• WHAT IS EXPECTED
Wherever "déni" occurs in the entries, copy the line that holds it.

• • • •

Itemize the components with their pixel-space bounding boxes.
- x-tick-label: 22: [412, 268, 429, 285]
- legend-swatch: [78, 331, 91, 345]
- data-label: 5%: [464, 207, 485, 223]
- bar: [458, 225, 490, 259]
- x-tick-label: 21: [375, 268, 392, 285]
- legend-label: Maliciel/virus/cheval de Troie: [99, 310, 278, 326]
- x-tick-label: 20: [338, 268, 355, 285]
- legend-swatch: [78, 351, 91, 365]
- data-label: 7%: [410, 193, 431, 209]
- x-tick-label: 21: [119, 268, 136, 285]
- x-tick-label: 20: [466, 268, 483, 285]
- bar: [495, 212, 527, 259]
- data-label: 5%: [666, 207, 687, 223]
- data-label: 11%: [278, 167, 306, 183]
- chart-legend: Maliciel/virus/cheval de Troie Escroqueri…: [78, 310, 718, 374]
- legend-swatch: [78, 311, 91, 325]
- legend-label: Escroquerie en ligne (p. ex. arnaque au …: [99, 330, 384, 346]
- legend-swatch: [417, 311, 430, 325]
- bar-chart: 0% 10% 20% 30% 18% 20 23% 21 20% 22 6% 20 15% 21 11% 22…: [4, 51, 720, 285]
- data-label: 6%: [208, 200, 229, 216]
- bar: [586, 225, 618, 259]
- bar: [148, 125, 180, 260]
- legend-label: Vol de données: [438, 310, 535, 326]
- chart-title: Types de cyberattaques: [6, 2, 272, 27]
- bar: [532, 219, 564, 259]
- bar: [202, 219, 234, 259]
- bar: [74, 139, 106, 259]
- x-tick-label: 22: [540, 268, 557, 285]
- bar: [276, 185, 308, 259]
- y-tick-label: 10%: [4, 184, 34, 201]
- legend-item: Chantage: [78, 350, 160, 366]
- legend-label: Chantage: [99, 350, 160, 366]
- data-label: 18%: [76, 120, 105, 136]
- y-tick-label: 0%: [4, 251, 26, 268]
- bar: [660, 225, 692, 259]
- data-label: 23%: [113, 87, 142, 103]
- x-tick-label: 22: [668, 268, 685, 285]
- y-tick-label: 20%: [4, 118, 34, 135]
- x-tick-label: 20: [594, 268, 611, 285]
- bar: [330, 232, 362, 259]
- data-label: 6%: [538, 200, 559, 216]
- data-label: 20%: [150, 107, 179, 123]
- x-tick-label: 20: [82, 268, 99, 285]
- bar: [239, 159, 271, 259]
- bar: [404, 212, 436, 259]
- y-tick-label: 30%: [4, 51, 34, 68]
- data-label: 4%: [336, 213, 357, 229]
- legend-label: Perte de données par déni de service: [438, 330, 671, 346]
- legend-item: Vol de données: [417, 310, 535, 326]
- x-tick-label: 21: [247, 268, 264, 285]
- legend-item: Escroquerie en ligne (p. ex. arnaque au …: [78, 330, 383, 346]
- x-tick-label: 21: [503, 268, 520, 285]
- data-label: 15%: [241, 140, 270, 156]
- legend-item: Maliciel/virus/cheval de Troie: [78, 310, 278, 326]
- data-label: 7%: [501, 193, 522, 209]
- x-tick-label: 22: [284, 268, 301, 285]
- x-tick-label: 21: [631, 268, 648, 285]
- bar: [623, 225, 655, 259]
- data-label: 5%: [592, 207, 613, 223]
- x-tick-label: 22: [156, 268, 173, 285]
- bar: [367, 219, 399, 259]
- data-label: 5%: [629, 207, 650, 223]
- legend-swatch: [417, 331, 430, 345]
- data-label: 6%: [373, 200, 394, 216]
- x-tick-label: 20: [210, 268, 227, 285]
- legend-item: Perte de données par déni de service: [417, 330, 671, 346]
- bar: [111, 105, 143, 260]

• • • •

• SOLUTION
- legend-label: Perte de données par déni de service: [438, 330, 671, 346]
- legend-item: Perte de données par déni de service: [417, 330, 671, 346]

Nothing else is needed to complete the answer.